*INPUT*:
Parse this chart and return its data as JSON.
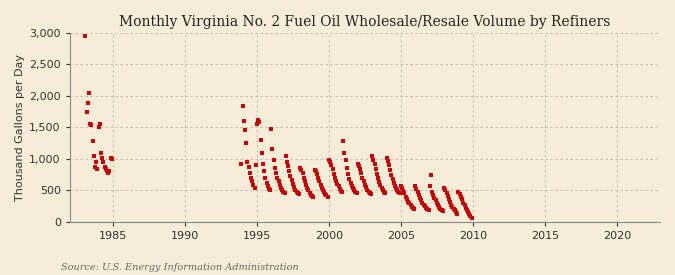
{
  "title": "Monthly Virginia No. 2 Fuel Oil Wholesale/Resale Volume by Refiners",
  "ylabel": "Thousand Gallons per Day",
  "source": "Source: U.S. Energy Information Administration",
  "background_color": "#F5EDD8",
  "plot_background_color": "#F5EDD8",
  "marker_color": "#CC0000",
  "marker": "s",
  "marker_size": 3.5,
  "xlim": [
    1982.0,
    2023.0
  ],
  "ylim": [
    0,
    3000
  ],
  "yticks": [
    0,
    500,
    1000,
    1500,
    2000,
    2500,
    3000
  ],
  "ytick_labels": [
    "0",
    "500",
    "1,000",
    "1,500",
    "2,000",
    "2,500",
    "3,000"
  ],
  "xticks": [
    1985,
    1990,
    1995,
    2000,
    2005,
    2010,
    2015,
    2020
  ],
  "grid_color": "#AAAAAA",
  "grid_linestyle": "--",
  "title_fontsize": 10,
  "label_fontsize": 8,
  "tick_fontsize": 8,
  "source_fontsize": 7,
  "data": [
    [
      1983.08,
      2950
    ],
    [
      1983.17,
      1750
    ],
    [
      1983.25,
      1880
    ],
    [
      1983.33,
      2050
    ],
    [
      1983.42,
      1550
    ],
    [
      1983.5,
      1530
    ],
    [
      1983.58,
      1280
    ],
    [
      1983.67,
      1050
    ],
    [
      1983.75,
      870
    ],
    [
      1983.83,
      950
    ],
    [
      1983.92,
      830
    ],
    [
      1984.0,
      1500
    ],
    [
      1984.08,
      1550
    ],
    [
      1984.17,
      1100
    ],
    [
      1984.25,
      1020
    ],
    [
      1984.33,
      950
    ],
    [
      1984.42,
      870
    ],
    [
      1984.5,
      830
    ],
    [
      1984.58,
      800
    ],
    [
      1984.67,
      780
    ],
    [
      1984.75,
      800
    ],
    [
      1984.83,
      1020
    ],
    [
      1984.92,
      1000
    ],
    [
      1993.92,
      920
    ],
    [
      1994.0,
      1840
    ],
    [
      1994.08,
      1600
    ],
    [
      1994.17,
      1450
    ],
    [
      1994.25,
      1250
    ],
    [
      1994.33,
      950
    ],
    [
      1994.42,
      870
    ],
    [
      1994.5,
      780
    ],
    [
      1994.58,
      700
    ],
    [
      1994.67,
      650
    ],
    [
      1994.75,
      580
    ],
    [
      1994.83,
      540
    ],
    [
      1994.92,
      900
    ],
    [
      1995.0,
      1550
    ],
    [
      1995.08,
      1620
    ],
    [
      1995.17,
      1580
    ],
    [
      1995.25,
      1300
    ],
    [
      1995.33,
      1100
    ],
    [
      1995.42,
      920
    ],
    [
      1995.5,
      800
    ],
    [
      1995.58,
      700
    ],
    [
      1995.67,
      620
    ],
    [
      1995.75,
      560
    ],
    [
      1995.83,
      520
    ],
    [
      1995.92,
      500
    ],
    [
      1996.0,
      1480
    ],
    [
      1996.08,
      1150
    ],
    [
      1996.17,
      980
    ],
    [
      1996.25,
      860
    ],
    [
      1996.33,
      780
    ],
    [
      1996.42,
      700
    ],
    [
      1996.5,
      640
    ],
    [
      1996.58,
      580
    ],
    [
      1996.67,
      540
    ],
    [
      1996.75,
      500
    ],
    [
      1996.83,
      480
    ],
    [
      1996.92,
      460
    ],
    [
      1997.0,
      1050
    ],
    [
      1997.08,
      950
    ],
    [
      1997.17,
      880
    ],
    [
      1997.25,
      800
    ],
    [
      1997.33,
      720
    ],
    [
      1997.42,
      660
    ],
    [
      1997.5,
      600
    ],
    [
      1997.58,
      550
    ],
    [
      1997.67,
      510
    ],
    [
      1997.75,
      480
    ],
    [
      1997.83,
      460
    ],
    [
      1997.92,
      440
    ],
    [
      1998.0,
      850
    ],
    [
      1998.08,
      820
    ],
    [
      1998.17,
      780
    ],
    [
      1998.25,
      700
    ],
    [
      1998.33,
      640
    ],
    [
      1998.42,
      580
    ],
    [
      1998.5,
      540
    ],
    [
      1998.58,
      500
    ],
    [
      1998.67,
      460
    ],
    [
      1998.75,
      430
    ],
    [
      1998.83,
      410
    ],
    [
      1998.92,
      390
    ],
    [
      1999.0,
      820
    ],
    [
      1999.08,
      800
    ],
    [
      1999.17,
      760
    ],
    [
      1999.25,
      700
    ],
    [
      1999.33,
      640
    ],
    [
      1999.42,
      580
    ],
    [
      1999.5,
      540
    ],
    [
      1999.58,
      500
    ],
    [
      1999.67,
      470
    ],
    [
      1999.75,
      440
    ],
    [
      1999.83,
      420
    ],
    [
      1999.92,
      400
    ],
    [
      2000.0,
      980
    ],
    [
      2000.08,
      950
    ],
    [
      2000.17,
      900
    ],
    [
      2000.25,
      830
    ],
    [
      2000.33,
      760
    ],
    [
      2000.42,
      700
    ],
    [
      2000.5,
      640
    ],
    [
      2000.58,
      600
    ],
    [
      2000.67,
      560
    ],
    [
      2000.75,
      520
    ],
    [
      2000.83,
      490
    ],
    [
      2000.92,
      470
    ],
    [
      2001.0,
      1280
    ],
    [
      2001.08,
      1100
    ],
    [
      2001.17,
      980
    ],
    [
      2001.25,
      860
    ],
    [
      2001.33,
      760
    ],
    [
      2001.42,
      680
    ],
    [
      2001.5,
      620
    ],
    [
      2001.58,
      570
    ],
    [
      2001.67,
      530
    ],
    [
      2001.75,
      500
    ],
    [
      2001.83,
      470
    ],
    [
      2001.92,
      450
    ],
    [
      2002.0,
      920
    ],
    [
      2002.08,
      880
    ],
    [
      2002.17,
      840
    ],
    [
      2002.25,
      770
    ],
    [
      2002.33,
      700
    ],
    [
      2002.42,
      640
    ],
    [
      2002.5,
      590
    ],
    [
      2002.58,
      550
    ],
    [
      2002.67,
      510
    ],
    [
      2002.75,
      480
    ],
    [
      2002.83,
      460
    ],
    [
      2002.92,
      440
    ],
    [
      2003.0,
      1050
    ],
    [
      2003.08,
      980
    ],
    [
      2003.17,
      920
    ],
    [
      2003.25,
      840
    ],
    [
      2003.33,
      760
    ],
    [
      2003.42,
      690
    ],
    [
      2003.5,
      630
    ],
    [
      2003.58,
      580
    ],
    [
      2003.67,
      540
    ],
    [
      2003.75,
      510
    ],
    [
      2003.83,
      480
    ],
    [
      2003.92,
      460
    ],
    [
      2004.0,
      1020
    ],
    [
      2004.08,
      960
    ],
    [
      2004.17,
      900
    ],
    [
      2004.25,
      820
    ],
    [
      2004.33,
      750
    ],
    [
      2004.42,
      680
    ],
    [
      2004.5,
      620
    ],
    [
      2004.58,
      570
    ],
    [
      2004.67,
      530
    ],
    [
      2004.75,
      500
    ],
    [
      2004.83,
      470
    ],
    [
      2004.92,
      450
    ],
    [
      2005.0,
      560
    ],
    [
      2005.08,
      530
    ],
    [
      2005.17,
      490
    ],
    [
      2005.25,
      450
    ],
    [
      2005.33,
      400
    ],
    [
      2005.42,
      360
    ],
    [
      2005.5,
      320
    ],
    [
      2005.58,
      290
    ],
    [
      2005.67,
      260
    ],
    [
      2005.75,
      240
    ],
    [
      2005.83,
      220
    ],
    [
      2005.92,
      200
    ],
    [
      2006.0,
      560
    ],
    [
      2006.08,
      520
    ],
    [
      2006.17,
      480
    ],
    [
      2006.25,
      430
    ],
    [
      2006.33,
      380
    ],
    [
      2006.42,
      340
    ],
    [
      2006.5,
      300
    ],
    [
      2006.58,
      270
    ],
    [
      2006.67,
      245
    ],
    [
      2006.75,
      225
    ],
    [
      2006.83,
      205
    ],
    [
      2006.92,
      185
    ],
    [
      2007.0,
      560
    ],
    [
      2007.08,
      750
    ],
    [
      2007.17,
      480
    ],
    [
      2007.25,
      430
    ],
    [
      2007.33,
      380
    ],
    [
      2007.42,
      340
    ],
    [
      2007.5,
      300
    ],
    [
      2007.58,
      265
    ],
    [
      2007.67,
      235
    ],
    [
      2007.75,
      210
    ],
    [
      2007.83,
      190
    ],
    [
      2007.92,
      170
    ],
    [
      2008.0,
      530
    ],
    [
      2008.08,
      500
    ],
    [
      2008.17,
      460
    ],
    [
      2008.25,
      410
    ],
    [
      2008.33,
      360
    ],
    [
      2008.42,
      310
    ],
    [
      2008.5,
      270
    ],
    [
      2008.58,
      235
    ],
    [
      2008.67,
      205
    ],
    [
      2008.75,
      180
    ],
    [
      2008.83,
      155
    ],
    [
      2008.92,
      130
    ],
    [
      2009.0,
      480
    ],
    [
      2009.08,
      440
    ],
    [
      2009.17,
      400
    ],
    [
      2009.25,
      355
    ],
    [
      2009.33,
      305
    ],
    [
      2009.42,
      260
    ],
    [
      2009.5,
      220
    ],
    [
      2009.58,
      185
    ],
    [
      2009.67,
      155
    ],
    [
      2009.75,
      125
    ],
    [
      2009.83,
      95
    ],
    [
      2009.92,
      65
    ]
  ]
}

*WHAT YOU ARE ASKED TO DO*:
Which lines contain the word "data"? Return each of them.

*FINISHED EXERCISE*:
Parse this chart and return its data as JSON.
  "data": [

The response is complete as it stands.